**TASK**.
Extract and list every line that contains the word "plus".

== INPUT FOR THIS TASK ==

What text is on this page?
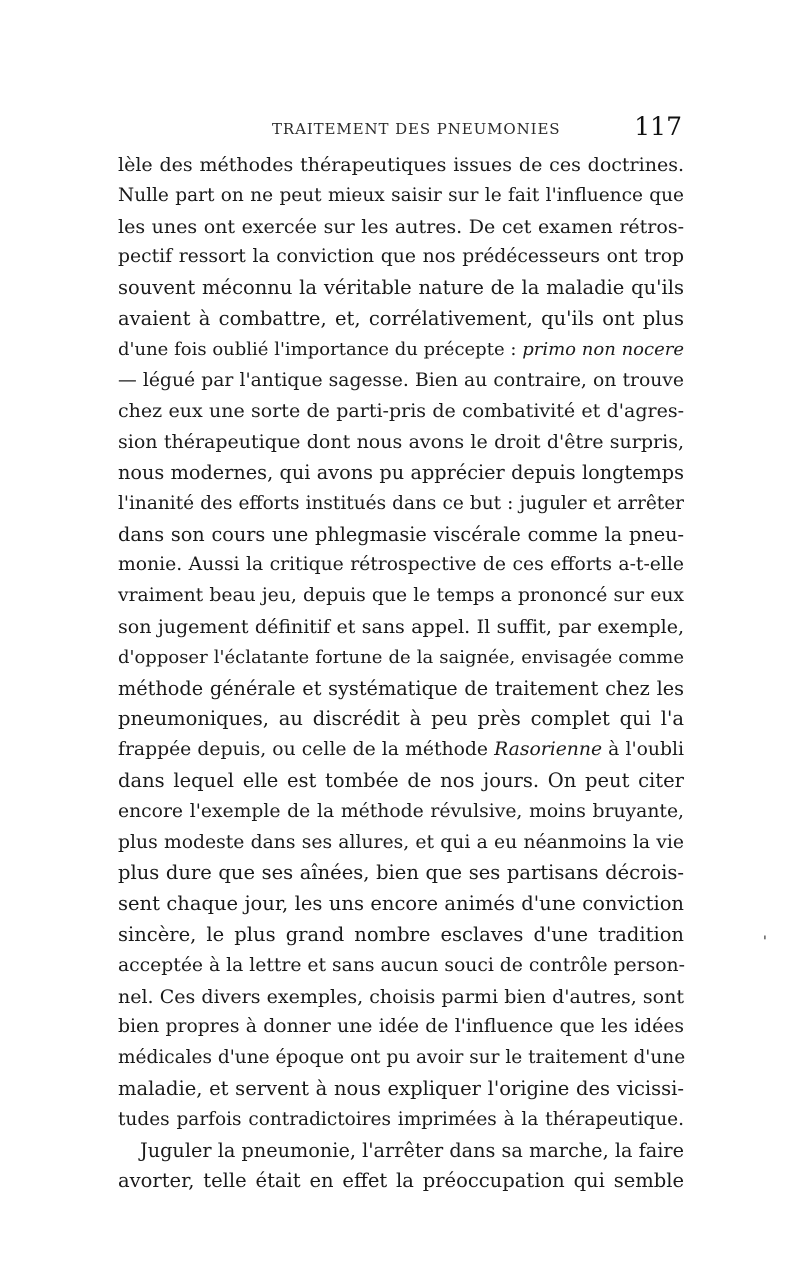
TRAITEMENT DES PNEUMONIES	117
lèle des méthodes thérapeutiques issues de ces doctrines.
Nulle part on ne peut mieux saisir sur le fait l'influence que
les unes ont exercée sur les autres. De cet examen rétros-
pectif ressort la conviction que nos prédécesseurs ont trop
souvent méconnu la véritable nature de la maladie qu'ils
avaient à combattre, et, corrélativement, qu'ils ont plus
d'une fois oublié l'importance du précepte : primo non nocere
— légué par l'antique sagesse. Bien au contraire, on trouve
chez eux une sorte de parti-pris de combativité et d'agres-
sion thérapeutique dont nous avons le droit d'être surpris,
nous modernes, qui avons pu apprécier depuis longtemps
l'inanité des efforts institués dans ce but : juguler et arrêter
dans son cours une phlegmasie viscérale comme la pneu-
monie. Aussi la critique rétrospective de ces efforts a-t-elle
vraiment beau jeu, depuis que le temps a prononcé sur eux
son jugement définitif et sans appel. Il suffit, par exemple,
d'opposer l'éclatante fortune de la saignée, envisagée comme
méthode générale et systématique de traitement chez les
pneumoniques, au discrédit à peu près complet qui l'a
frappée depuis, ou celle de la méthode Rasorienne à l'oubli
dans lequel elle est tombée de nos jours. On peut citer
encore l'exemple de la méthode révulsive, moins bruyante,
plus modeste dans ses allures, et qui a eu néanmoins la vie
plus dure que ses aînées, bien que ses partisans décrois-
sent chaque jour, les uns encore animés d'une conviction
sincère, le plus grand nombre esclaves d'une tradition
acceptée à la lettre et sans aucun souci de contrôle person-
nel. Ces divers exemples, choisis parmi bien d'autres, sont
bien propres à donner une idée de l'influence que les idées
médicales d'une époque ont pu avoir sur le traitement d'une
maladie, et servent à nous expliquer l'origine des vicissi-
tudes parfois contradictoires imprimées à la thérapeutique.
Juguler la pneumonie, l'arrêter dans sa marche, la faire
avorter, telle était en effet la préoccupation qui semble
'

===

**EXERCISE OUTPUT**.
avaient à combattre, et, corrélativement, qu'ils ont plus
plus modeste dans ses allures, et qui a eu néanmoins la vie
plus dure que ses aînées, bien que ses partisans décrois-
sincère, le plus grand nombre esclaves d'une tradition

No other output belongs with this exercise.